» **What is asked**: Each line that holds the word "document" is to be identified and copied.

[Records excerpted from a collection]
------------------------------------
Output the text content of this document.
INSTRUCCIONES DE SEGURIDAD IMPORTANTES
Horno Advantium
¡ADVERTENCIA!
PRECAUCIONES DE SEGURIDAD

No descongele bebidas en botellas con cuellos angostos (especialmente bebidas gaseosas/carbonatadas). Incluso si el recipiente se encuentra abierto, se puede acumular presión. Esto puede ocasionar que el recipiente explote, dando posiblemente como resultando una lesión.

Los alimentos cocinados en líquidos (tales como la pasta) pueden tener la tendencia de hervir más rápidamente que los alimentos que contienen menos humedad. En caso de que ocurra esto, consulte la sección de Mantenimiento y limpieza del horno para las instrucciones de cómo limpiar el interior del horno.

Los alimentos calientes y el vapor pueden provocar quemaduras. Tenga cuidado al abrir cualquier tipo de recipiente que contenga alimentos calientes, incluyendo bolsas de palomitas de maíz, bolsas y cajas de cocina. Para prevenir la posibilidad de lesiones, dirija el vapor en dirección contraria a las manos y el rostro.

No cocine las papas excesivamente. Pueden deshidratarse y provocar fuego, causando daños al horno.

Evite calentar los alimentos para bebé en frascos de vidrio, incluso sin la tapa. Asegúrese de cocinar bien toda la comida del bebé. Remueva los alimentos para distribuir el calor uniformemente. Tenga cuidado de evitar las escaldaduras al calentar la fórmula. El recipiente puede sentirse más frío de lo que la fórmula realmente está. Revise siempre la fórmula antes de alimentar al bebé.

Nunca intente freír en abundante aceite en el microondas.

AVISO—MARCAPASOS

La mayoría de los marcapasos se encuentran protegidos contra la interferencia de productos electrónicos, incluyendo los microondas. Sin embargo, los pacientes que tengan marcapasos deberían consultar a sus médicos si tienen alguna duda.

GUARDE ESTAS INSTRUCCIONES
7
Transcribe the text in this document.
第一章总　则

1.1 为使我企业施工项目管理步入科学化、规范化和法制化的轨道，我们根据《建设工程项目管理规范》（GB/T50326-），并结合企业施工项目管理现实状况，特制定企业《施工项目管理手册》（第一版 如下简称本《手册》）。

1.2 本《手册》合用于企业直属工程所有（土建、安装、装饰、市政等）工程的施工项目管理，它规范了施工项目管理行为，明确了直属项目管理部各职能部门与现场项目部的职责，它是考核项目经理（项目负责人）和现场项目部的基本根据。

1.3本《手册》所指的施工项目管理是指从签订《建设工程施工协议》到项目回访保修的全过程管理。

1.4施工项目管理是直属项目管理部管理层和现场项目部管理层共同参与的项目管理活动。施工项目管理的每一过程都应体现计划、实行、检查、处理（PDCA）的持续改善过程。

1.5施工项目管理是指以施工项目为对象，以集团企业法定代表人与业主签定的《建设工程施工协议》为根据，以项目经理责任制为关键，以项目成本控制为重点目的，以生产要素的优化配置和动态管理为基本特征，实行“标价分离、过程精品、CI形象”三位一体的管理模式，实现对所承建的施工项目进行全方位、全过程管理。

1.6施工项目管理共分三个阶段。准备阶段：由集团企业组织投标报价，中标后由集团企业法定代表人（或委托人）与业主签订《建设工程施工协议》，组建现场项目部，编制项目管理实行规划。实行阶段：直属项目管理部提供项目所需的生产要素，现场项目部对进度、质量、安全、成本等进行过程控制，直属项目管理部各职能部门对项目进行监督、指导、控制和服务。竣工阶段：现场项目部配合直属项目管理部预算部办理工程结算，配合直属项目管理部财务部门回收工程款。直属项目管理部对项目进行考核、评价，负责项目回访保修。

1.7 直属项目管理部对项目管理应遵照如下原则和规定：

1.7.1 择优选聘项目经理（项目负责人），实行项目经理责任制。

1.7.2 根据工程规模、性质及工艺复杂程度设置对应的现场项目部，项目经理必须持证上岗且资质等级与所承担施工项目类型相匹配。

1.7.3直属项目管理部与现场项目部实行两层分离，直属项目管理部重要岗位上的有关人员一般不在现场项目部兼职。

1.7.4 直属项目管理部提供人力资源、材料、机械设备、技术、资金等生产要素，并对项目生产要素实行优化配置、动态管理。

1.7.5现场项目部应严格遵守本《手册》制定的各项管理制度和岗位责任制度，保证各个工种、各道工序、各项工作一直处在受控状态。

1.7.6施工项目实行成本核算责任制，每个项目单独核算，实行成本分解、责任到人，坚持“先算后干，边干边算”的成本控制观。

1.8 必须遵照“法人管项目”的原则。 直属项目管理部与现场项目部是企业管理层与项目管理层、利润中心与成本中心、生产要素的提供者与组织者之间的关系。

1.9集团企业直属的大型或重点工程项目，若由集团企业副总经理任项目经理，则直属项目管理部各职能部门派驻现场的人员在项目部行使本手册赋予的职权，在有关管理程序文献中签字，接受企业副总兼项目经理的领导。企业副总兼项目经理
------------------------------------
» **Final result**:
Output the text content of this document.
Transcribe the text in this document.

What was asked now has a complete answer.